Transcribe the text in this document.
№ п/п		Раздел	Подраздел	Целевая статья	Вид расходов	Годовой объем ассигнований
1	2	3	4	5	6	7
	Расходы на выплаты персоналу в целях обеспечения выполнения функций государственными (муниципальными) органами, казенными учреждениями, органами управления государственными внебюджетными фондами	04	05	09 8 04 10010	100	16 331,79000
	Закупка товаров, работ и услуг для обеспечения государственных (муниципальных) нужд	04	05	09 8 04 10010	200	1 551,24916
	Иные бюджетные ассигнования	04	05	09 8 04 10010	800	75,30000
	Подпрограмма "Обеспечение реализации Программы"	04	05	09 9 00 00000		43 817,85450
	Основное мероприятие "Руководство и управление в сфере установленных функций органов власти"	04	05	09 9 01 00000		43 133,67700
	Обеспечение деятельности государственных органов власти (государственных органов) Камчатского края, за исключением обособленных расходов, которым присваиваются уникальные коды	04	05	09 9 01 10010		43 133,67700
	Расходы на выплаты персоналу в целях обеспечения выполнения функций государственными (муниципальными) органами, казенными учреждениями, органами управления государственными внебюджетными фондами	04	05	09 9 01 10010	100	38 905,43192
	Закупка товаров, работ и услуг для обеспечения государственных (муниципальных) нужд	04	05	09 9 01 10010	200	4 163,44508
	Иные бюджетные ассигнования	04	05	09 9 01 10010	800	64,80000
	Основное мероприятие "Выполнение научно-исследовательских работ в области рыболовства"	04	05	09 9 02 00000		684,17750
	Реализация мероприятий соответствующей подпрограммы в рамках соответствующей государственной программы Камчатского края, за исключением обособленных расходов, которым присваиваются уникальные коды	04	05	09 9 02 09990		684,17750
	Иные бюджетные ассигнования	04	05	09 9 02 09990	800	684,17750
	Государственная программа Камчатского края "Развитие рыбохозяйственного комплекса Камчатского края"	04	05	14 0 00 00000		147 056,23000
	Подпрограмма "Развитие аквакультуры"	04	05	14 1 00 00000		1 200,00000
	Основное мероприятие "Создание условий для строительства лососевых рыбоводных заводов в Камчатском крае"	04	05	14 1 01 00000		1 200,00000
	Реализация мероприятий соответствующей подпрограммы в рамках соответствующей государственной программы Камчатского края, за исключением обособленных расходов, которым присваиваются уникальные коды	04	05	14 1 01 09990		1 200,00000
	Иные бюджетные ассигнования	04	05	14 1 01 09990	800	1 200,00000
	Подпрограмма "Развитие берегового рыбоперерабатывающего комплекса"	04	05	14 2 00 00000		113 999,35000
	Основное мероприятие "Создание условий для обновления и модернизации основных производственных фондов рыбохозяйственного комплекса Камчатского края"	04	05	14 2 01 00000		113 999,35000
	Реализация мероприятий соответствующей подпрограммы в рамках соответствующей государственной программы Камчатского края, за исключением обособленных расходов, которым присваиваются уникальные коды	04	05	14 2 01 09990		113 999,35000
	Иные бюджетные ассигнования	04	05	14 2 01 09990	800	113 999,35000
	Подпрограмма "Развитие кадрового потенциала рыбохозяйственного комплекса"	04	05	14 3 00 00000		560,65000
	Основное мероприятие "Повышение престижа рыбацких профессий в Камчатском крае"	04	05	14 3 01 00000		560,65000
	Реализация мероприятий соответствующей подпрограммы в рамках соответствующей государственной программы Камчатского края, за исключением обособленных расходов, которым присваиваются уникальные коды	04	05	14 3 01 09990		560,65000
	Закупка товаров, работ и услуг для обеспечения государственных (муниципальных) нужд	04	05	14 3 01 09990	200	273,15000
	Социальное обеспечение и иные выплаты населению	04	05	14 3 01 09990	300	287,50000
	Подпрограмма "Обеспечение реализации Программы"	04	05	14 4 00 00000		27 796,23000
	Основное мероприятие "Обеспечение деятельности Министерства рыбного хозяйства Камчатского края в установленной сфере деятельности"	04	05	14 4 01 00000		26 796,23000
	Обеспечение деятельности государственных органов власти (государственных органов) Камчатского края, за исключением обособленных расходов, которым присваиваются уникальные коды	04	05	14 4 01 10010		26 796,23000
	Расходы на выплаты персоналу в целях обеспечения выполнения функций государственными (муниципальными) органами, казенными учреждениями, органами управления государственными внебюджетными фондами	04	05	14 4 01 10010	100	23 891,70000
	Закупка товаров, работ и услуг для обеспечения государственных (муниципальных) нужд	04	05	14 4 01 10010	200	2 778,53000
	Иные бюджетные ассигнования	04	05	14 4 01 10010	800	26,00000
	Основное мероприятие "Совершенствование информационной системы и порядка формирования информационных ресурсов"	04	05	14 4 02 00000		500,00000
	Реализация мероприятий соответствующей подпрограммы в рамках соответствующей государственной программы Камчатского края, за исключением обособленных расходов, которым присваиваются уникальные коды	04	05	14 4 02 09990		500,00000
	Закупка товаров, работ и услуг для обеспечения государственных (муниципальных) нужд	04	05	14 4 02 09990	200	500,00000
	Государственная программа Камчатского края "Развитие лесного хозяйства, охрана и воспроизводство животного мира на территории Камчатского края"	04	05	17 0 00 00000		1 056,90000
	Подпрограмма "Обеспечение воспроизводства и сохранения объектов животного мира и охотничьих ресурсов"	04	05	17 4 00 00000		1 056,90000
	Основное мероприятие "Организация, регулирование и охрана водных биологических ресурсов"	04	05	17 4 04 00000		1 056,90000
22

----------------------------------------

=== OBJECTIVE ===
Output each record precisely as given.

=== SOLUTION FOR THIS EXERCISE ===
Transcribe the text in this document.
№ п/п		Раздел	Подраздел	Целевая статья	Вид расходов	Годовой объем ассигнований
1	2	3	4	5	6	7
	Расходы на выплаты персоналу в целях обеспечения выполнения функций государственными (муниципальными) органами, казенными учреждениями, органами управления государственными внебюджетными фондами	04	05	09 8 04 10010	100	16 331,79000
	Закупка товаров, работ и услуг для обеспечения государственных (муниципальных) нужд	04	05	09 8 04 10010	200	1 551,24916
	Иные бюджетные ассигнования	04	05	09 8 04 10010	800	75,30000
	Подпрограмма "Обеспечение реализации Программы"	04	05	09 9 00 00000		43 817,85450
	Основное мероприятие "Руководство и управление в сфере установленных функций органов власти"	04	05	09 9 01 00000		43 133,67700
	Обеспечение деятельности государственных органов власти (государственных органов) Камчатского края, за исключением обособленных расходов, которым присваиваются уникальные коды	04	05	09 9 01 10010		43 133,67700
	Расходы на выплаты персоналу в целях обеспечения выполнения функций государственными (муниципальными) органами, казенными учреждениями, органами управления государственными внебюджетными фондами	04	05	09 9 01 10010	100	38 905,43192
	Закупка товаров, работ и услуг для обеспечения государственных (муниципальных) нужд	04	05	09 9 01 10010	200	4 163,44508
	Иные бюджетные ассигнования	04	05	09 9 01 10010	800	64,80000
	Основное мероприятие "Выполнение научно-исследовательских работ в области рыболовства"	04	05	09 9 02 00000		684,17750
	Реализация мероприятий соответствующей подпрограммы в рамках соответствующей государственной программы Камчатского края, за исключением обособленных расходов, которым присваиваются уникальные коды	04	05	09 9 02 09990		684,17750
	Иные бюджетные ассигнования	04	05	09 9 02 09990	800	684,17750
	Государственная программа Камчатского края "Развитие рыбохозяйственного комплекса Камчатского края"	04	05	14 0 00 00000		147 056,23000
	Подпрограмма "Развитие аквакультуры"	04	05	14 1 00 00000		1 200,00000
	Основное мероприятие "Создание условий для строительства лососевых рыбоводных заводов в Камчатском крае"	04	05	14 1 01 00000		1 200,00000
	Реализация мероприятий соответствующей подпрограммы в рамках соответствующей государственной программы Камчатского края, за исключением обособленных расходов, которым присваиваются уникальные коды	04	05	14 1 01 09990		1 200,00000
	Иные бюджетные ассигнования	04	05	14 1 01 09990	800	1 200,00000
	Подпрограмма "Развитие берегового рыбоперерабатывающего комплекса"	04	05	14 2 00 00000		113 999,35000
	Основное мероприятие "Создание условий для обновления и модернизации основных производственных фондов рыбохозяйственного комплекса Камчатского края"	04	05	14 2 01 00000		113 999,35000
	Реализация мероприятий соответствующей подпрограммы в рамках соответствующей государственной программы Камчатского края, за исключением обособленных расходов, которым присваиваются уникальные коды	04	05	14 2 01 09990		113 999,35000
	Иные бюджетные ассигнования	04	05	14 2 01 09990	800	113 999,35000
	Подпрограмма "Развитие кадрового потенциала рыбохозяйственного комплекса"	04	05	14 3 00 00000		560,65000
	Основное мероприятие "Повышение престижа рыбацких профессий в Камчатском крае"	04	05	14 3 01 00000		560,65000
	Реализация мероприятий соответствующей подпрограммы в рамках соответствующей государственной программы Камчатского края, за исключением обособленных расходов, которым присваиваются уникальные коды	04	05	14 3 01 09990		560,65000
	Закупка товаров, работ и услуг для обеспечения государственных (муниципальных) нужд	04	05	14 3 01 09990	200	273,15000
	Социальное обеспечение и иные выплаты населению	04	05	14 3 01 09990	300	287,50000
	Подпрограмма "Обеспечение реализации Программы"	04	05	14 4 00 00000		27 796,23000
	Основное мероприятие "Обеспечение деятельности Министерства рыбного хозяйства Камчатского края в установленной сфере деятельности"	04	05	14 4 01 00000		26 796,23000
	Обеспечение деятельности государственных органов власти (государственных органов) Камчатского края, за исключением обособленных расходов, которым присваиваются уникальные коды	04	05	14 4 01 10010		26 796,23000
	Расходы на выплаты персоналу в целях обеспечения выполнения функций государственными (муниципальными) органами, казенными учреждениями, органами управления государственными внебюджетными фондами	04	05	14 4 01 10010	100	23 891,70000
	Закупка товаров, работ и услуг для обеспечения государственных (муниципальных) нужд	04	05	14 4 01 10010	200	2 778,53000
	Иные бюджетные ассигнования	04	05	14 4 01 10010	800	26,00000
	Основное мероприятие "Совершенствование информационной системы и порядка формирования информационных ресурсов"	04	05	14 4 02 00000		500,00000
	Реализация мероприятий соответствующей подпрограммы в рамках соответствующей государственной программы Камчатского края, за исключением обособленных расходов, которым присваиваются уникальные коды	04	05	14 4 02 09990		500,00000
	Закупка товаров, работ и услуг для обеспечения государственных (муниципальных) нужд	04	05	14 4 02 09990	200	500,00000
	Государственная программа Камчатского края "Развитие лесного хозяйства, охрана и воспроизводство животного мира на территории Камчатского края"	04	05	17 0 00 00000		1 056,90000
	Подпрограмма "Обеспечение воспроизводства и сохранения объектов животного мира и охотничьих ресурсов"	04	05	17 4 00 00000		1 056,90000
	Основное мероприятие "Организация, регулирование и охрана водных биологических ресурсов"	04	05	17 4 04 00000		1 056,90000
22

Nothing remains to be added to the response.